>>>>>

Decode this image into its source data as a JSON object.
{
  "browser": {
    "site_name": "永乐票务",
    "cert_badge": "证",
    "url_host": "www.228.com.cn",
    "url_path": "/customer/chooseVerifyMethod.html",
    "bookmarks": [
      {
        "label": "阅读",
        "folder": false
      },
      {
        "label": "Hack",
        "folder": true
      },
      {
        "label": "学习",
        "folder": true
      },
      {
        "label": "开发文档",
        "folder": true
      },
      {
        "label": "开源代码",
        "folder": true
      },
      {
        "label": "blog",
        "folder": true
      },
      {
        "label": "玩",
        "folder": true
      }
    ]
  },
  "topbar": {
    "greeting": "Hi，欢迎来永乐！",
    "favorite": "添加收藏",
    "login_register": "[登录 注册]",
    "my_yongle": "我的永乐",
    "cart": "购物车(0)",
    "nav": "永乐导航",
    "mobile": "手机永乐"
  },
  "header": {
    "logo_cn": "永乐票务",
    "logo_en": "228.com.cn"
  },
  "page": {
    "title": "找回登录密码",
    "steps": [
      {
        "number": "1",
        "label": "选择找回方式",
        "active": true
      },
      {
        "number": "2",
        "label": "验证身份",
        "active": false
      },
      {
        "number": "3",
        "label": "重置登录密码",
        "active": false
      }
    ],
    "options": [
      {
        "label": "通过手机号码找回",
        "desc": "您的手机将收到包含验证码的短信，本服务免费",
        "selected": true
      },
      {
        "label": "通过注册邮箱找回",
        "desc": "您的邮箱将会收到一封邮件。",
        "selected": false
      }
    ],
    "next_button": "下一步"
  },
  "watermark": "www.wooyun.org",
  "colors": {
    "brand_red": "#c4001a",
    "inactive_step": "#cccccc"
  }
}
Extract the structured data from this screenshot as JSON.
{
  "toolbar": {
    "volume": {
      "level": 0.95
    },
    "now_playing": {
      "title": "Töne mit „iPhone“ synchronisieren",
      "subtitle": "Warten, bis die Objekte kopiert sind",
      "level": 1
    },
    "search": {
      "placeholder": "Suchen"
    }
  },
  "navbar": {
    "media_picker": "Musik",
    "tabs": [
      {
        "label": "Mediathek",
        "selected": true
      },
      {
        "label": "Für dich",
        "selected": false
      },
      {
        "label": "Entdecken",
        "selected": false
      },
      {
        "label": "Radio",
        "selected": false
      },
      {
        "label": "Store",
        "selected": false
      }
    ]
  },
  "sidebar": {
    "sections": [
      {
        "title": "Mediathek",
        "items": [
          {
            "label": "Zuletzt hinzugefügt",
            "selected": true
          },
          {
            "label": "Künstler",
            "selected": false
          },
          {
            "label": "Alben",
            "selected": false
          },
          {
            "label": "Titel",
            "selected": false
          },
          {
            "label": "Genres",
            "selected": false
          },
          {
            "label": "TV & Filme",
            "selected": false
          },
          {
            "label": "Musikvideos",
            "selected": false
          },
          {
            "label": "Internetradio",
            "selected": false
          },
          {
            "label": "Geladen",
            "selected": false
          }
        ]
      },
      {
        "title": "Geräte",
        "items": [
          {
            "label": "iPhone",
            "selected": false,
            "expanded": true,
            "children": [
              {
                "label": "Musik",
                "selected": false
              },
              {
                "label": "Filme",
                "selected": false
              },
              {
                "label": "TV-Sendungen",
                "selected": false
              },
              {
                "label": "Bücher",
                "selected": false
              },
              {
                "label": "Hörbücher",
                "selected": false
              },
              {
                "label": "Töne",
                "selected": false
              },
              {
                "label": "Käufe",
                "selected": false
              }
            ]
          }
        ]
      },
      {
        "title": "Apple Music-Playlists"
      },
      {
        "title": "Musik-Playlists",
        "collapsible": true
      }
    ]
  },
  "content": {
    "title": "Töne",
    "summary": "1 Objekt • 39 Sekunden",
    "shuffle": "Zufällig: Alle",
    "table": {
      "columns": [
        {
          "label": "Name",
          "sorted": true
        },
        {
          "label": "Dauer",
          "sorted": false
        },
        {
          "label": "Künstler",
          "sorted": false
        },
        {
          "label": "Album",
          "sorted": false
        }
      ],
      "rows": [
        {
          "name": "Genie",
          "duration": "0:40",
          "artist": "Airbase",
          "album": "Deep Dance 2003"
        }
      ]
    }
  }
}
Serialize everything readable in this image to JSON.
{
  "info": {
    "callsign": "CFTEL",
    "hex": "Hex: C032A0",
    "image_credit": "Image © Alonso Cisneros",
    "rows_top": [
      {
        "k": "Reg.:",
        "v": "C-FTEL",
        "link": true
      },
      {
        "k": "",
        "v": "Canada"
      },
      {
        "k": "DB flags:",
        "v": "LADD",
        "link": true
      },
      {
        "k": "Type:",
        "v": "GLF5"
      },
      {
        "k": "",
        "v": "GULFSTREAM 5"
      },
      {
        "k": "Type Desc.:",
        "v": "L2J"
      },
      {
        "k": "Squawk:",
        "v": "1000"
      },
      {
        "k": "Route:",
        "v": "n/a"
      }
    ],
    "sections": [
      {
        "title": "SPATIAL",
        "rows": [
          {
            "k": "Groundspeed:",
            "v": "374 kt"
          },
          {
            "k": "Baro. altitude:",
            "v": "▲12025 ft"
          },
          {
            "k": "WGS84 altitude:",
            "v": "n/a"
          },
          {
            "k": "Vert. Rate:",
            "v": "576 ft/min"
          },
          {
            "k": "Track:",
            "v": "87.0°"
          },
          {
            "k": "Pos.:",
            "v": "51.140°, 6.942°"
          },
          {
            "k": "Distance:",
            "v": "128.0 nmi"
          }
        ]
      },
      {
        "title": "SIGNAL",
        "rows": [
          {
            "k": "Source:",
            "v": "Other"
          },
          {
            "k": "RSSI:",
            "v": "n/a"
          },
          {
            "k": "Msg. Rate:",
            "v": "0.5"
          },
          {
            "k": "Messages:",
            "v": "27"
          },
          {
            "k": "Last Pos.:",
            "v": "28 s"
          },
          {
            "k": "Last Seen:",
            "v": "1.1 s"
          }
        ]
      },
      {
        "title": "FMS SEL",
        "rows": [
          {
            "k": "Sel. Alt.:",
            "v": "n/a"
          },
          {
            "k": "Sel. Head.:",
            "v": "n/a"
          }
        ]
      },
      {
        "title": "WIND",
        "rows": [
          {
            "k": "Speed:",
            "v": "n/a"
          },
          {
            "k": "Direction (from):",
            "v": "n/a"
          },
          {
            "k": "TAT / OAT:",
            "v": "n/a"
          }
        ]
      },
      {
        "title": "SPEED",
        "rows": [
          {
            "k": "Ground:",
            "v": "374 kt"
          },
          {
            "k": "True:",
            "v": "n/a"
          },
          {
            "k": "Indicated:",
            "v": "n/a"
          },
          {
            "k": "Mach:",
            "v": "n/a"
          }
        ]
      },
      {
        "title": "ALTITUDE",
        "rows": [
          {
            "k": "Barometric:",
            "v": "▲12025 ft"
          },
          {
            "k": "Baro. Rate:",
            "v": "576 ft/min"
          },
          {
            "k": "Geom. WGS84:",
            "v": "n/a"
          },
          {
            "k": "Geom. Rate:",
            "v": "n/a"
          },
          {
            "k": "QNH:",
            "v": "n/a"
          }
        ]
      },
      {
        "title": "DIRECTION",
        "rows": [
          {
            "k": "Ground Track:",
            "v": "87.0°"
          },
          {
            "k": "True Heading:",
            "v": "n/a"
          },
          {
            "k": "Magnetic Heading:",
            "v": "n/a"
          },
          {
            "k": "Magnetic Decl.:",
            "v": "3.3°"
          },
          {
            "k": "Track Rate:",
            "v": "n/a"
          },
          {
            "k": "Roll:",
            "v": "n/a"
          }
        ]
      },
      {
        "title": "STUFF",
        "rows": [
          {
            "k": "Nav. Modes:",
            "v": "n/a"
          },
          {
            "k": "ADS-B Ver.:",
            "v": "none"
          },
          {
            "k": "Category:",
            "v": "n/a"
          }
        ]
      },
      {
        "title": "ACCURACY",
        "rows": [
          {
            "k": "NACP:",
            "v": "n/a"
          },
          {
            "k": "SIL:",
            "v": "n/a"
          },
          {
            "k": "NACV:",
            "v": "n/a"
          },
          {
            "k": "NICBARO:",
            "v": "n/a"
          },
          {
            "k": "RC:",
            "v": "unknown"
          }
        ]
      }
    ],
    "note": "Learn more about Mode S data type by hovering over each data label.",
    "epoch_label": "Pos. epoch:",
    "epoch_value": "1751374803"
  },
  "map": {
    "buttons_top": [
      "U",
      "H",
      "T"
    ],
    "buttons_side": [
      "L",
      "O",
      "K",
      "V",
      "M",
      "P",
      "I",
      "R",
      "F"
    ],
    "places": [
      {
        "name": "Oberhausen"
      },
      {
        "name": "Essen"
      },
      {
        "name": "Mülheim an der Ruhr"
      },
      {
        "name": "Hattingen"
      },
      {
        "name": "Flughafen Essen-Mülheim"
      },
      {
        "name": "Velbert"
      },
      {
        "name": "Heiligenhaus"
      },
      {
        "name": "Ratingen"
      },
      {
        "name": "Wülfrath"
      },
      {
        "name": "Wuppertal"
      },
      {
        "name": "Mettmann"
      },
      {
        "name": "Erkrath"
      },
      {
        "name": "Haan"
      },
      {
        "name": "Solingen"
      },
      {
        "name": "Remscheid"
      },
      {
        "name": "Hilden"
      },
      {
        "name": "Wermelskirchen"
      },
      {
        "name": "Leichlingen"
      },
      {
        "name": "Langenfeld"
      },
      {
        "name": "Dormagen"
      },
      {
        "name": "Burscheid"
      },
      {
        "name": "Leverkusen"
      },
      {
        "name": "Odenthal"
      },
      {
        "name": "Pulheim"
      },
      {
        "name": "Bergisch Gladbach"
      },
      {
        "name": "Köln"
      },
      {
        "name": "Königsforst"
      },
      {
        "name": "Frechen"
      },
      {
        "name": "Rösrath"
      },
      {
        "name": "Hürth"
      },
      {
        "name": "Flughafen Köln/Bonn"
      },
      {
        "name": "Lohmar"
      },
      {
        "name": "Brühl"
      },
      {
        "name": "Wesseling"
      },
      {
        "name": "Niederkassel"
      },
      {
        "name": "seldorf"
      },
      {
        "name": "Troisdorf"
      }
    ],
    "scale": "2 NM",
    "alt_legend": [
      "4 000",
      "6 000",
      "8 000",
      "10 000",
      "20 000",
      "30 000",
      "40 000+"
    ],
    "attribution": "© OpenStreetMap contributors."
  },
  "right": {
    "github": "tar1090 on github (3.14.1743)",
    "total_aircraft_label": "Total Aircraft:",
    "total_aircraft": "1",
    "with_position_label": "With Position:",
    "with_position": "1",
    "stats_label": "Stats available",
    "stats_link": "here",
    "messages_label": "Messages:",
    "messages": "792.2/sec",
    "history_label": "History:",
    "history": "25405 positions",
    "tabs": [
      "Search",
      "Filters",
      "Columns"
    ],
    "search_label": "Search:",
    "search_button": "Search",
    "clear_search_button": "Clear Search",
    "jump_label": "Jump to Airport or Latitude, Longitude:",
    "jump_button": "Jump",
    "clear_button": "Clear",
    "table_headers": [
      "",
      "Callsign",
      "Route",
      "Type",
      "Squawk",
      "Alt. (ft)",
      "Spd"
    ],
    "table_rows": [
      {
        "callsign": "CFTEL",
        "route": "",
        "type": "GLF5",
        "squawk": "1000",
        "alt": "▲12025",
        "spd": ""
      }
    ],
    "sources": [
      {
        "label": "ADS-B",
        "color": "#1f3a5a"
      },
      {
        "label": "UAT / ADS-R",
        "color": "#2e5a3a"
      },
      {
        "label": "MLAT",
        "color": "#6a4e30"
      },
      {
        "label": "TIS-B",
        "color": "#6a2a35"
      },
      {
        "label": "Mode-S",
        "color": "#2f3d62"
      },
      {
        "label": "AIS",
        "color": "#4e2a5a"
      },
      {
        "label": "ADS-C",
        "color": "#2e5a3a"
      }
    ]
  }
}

<<<<<

AIM => Find all lines where the word "Clear" appears. Copy them.

WRITTEN ANSWER =>
    "clear_search_button": "Clear Search",
    "clear_button": "Clear",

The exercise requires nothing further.